======== DATA SHOWN

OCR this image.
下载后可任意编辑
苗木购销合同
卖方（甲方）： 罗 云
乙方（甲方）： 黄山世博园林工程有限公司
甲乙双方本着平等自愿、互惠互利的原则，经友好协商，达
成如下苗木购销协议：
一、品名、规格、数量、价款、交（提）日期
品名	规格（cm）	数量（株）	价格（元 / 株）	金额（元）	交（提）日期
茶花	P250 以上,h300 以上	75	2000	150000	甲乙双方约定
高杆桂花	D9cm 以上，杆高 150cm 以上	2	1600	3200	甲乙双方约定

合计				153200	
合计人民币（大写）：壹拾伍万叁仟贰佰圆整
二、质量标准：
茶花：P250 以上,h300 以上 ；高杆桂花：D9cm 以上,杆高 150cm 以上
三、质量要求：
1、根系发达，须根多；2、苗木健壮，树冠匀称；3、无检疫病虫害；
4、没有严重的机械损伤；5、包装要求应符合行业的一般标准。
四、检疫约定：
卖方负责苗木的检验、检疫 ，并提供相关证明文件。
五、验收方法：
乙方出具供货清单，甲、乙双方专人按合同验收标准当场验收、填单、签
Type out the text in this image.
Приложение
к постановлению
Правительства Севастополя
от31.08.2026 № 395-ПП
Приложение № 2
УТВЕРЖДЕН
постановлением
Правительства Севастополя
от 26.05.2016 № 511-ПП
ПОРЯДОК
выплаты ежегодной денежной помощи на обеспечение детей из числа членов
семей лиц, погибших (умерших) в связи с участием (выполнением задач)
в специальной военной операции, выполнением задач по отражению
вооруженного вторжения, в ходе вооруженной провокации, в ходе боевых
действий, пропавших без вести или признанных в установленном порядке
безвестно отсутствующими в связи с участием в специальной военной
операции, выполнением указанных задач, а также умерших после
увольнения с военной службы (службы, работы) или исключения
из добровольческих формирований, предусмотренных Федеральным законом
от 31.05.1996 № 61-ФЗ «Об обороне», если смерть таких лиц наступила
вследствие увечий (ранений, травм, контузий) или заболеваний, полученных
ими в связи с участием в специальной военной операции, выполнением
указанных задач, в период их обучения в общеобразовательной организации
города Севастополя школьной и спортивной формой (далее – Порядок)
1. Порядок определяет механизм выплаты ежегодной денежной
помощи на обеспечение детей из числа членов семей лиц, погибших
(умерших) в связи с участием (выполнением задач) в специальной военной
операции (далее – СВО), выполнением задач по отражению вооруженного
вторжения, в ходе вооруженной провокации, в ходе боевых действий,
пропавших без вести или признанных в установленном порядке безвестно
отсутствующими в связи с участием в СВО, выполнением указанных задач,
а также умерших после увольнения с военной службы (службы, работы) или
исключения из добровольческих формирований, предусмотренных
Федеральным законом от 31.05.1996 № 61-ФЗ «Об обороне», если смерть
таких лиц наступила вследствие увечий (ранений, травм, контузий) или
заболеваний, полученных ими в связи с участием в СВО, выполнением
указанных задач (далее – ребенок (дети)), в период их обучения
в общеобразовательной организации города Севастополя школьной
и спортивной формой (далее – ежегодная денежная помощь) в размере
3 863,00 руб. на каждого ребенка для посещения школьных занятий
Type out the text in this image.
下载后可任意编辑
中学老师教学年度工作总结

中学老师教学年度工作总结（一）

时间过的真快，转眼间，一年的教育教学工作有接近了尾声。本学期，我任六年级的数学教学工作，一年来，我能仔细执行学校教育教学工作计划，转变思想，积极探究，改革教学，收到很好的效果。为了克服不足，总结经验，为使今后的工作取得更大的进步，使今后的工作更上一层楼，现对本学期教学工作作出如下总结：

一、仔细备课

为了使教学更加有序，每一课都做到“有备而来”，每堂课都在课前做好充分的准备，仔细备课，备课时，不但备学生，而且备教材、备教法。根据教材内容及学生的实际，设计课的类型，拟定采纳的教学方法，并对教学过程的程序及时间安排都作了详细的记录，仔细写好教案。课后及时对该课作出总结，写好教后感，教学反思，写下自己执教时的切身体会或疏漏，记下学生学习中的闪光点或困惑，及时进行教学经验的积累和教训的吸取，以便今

================

GIVEN PROBLEM: Print the listing above in full, exactly as it is.

REPLY:
OCR this image.
下载后可任意编辑
苗木购销合同
卖方（甲方）： 罗 云
乙方（甲方）： 黄山世博园林工程有限公司
甲乙双方本着平等自愿、互惠互利的原则，经友好协商，达
成如下苗木购销协议：
一、品名、规格、数量、价款、交（提）日期
品名	规格（cm）	数量（株）	价格（元 / 株）	金额（元）	交（提）日期
茶花	P250 以上,h300 以上	75	2000	150000	甲乙双方约定
高杆桂花	D9cm 以上，杆高 150cm 以上	2	1600	3200	甲乙双方约定

合计				153200	
合计人民币（大写）：壹拾伍万叁仟贰佰圆整
二、质量标准：
茶花：P250 以上,h300 以上 ；高杆桂花：D9cm 以上,杆高 150cm 以上
三、质量要求：
1、根系发达，须根多；2、苗木健壮，树冠匀称；3、无检疫病虫害；
4、没有严重的机械损伤；5、包装要求应符合行业的一般标准。
四、检疫约定：
卖方负责苗木的检验、检疫 ，并提供相关证明文件。
五、验收方法：
乙方出具供货清单，甲、乙双方专人按合同验收标准当场验收、填单、签
Type out the text in this image.
Приложение
к постановлению
Правительства Севастополя
от31.08.2026 № 395-ПП
Приложение № 2
УТВЕРЖДЕН
постановлением
Правительства Севастополя
от 26.05.2016 № 511-ПП
ПОРЯДОК
выплаты ежегодной денежной помощи на обеспечение детей из числа членов
семей лиц, погибших (умерших) в связи с участием (выполнением задач)
в специальной военной операции, выполнением задач по отражению
вооруженного вторжения, в ходе вооруженной провокации, в ходе боевых
действий, пропавших без вести или признанных в установленном порядке
безвестно отсутствующими в связи с участием в специальной военной
операции, выполнением указанных задач, а также умерших после
увольнения с военной службы (службы, работы) или исключения
из добровольческих формирований, предусмотренных Федеральным законом
от 31.05.1996 № 61-ФЗ «Об обороне», если смерть таких лиц наступила
вследствие увечий (ранений, травм, контузий) или заболеваний, полученных
ими в связи с участием в специальной военной операции, выполнением
указанных задач, в период их обучения в общеобразовательной организации
города Севастополя школьной и спортивной формой (далее – Порядок)
1. Порядок определяет механизм выплаты ежегодной денежной
помощи на обеспечение детей из числа членов семей лиц, погибших
(умерших) в связи с участием (выполнением задач) в специальной военной
операции (далее – СВО), выполнением задач по отражению вооруженного
вторжения, в ходе вооруженной провокации, в ходе боевых действий,
пропавших без вести или признанных в установленном порядке безвестно
отсутствующими в связи с участием в СВО, выполнением указанных задач,
а также умерших после увольнения с военной службы (службы, работы) или
исключения из добровольческих формирований, предусмотренных
Федеральным законом от 31.05.1996 № 61-ФЗ «Об обороне», если смерть
таких лиц наступила вследствие увечий (ранений, травм, контузий) или
заболеваний, полученных ими в связи с участием в СВО, выполнением
указанных задач (далее – ребенок (дети)), в период их обучения
в общеобразовательной организации города Севастополя школьной
и спортивной формой (далее – ежегодная денежная помощь) в размере
3 863,00 руб. на каждого ребенка для посещения школьных занятий
Type out the text in this image.
下载后可任意编辑
中学老师教学年度工作总结

中学老师教学年度工作总结（一）

时间过的真快，转眼间，一年的教育教学工作有接近了尾声。本学期，我任六年级的数学教学工作，一年来，我能仔细执行学校教育教学工作计划，转变思想，积极探究，改革教学，收到很好的效果。为了克服不足，总结经验，为使今后的工作取得更大的进步，使今后的工作更上一层楼，现对本学期教学工作作出如下总结：

一、仔细备课

为了使教学更加有序，每一课都做到“有备而来”，每堂课都在课前做好充分的准备，仔细备课，备课时，不但备学生，而且备教材、备教法。根据教材内容及学生的实际，设计课的类型，拟定采纳的教学方法，并对教学过程的程序及时间安排都作了详细的记录，仔细写好教案。课后及时对该课作出总结，写好教后感，教学反思，写下自己执教时的切身体会或疏漏，记下学生学习中的闪光点或困惑，及时进行教学经验的积累和教训的吸取，以便今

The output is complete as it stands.